Keep only the lines of the data below that contain "Använd", and copy them.

● ● ● ● ● ● ●

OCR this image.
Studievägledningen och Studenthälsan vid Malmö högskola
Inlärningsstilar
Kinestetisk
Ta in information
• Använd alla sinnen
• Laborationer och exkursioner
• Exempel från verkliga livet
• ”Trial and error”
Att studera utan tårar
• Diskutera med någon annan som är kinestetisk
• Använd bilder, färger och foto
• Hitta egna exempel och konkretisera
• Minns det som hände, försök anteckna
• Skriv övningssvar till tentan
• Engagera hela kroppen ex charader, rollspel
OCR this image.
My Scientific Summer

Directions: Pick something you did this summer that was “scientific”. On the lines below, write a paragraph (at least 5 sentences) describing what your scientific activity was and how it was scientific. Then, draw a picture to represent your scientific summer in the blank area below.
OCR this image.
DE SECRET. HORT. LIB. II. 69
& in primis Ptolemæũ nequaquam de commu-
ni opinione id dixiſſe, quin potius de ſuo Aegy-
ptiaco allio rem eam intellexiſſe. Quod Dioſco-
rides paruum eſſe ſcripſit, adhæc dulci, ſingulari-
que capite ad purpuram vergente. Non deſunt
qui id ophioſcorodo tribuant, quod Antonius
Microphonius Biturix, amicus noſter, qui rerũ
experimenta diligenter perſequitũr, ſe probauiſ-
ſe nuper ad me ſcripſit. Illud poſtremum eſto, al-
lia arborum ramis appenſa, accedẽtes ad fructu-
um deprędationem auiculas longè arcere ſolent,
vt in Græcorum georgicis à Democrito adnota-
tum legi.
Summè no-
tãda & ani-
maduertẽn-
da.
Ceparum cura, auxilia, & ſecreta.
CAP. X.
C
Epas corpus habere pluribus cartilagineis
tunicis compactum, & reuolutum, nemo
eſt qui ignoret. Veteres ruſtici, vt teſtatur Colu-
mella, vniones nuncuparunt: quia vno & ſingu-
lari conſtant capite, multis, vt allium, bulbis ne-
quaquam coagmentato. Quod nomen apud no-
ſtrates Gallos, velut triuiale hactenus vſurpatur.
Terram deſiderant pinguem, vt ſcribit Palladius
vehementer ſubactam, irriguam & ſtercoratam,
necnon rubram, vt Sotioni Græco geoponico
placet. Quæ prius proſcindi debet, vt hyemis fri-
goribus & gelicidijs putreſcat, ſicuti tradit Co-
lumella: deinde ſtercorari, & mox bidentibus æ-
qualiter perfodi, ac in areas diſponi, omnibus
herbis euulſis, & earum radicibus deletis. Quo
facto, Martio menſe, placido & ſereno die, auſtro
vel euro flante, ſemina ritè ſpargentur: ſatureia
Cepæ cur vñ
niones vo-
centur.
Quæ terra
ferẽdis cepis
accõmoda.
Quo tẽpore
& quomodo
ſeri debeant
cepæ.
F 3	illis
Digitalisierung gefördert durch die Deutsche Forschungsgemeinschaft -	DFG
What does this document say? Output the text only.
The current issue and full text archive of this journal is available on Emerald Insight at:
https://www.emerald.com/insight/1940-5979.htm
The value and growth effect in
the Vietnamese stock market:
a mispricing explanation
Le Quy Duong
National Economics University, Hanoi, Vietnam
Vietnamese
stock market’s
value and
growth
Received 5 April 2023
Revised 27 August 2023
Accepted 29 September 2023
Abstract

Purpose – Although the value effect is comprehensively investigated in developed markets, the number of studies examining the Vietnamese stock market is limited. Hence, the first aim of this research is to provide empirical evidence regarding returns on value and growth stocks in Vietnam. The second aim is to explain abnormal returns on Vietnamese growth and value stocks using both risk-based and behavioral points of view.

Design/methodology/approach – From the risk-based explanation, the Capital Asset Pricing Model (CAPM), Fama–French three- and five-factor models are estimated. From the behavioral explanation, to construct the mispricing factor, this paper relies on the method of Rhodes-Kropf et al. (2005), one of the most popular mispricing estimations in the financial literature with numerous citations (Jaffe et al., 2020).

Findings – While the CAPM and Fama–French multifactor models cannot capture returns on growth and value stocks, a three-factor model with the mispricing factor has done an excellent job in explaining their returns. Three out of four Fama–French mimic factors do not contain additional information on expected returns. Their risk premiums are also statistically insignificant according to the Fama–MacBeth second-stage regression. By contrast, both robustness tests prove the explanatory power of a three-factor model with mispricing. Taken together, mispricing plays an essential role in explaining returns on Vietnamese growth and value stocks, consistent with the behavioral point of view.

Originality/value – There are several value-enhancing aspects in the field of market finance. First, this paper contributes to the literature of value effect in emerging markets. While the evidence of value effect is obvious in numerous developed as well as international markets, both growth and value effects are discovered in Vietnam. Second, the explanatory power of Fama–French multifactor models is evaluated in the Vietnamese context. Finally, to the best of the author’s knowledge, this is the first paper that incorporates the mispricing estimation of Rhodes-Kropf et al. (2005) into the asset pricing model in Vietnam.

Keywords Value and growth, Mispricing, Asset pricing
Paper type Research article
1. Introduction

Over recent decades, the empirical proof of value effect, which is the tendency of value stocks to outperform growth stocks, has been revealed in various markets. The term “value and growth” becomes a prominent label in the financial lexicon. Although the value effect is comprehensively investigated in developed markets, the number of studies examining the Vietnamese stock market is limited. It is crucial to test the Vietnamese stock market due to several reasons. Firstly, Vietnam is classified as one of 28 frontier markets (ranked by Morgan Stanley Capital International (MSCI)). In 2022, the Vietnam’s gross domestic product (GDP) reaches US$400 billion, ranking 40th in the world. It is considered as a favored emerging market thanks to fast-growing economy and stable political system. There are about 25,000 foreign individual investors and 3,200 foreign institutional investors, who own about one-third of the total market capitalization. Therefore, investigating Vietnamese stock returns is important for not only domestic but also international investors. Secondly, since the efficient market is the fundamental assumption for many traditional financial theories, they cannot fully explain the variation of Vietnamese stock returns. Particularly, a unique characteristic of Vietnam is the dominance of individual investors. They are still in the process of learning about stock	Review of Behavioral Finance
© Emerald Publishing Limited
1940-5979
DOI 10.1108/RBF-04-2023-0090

● ● ● ● ● ● ●

→ Full answer
• Använd alla sinnen
• Använd bilder, färger och foto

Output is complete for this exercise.